→ AIM 1
Reproduce the part of the quantum information theory text below from "Von Neumann Entropy" to "U^dagger) = S(rho)".
→ AIM 2
List every property of von Neumann entropy that the quantum information theory text below gives under "Properties:".
→ AIM 3
According to the quantum information theory text below, what is the value of the quantum conditional entropy S(A|B) for a Bell state?

→ SELECTED PASSAGE

Quantum Information Theory

Von Neumann Entropy

The quantum analogue of Shannon entropy. For a density matrix rho:

S(rho) = -Tr(rho log_2 rho) = -sum_i lambda_i log_2 lambda_i

where {lambda_i} are the eigenvalues of rho.

Properties:

S(rho) >= 0, with equality iff rho is a pure state
S(rho) <= log_2 d (d = dimension), with equality iff rho = I/d (maximally mixed)
Unitary invariance: S(U rho U^dagger) = S(rho)
For a pure bipartite state |psi>_{AB}: S(rho_A) = S(rho_B) (entanglement entropy)

Conditional Entropy and Mutual Information

Quantum conditional entropy: S(A|B) = S(AB) - S(B). Can be negative (impossible classically), indicating entanglement. For a Bell state, S(A|B) = -1.
Quantum mutual information: I(A:B) = S(A) + S(B) - S(AB). Always non-negative.

→ MATERIAL
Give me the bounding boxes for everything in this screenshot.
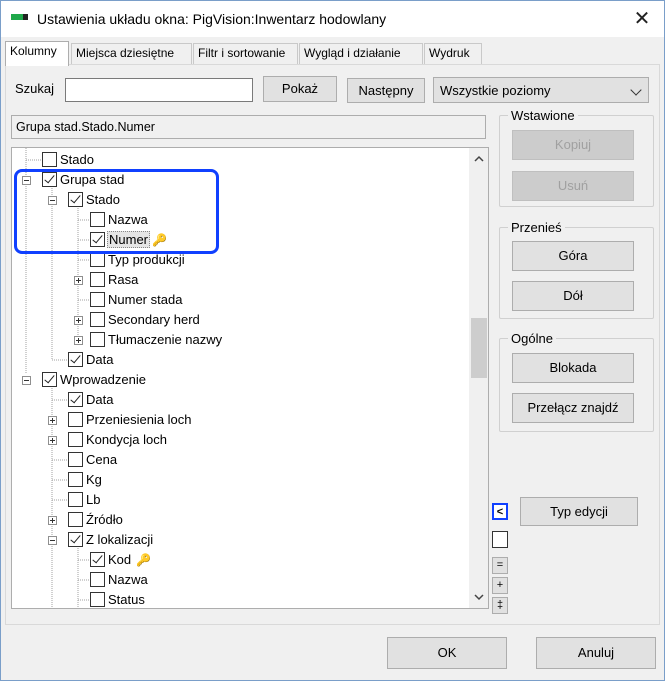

→ CORRECT ANSWER 1
Von Neumann Entropy

The quantum analogue of Shannon entropy. For a density matrix rho:

S(rho) = -Tr(rho log_2 rho) = -sum_i lambda_i log_2 lambda_i

where {lambda_i} are the eigenvalues of rho.

Properties:

S(rho) >= 0, with equality iff rho is a pure state
S(rho) <= log_2 d (d = dimension), with equality iff rho = I/d (maximally mixed)
Unitary invariance: S(U rho U^dagger) = S(rho)

→ CORRECT ANSWER 2
- S(rho) >= 0, with equality iff rho is a pure state
- S(rho) <= log_2 d (d = dimension), with equality iff rho = I/d (maximally mixed)
- Unitary invariance: S(U rho U^dagger) = S(rho)
- For a pure bipartite state |psi>_{AB}: S(rho_A) = S(rho_B) (entanglement entropy)

→ CORRECT ANSWER 3
S(A|B) = -1.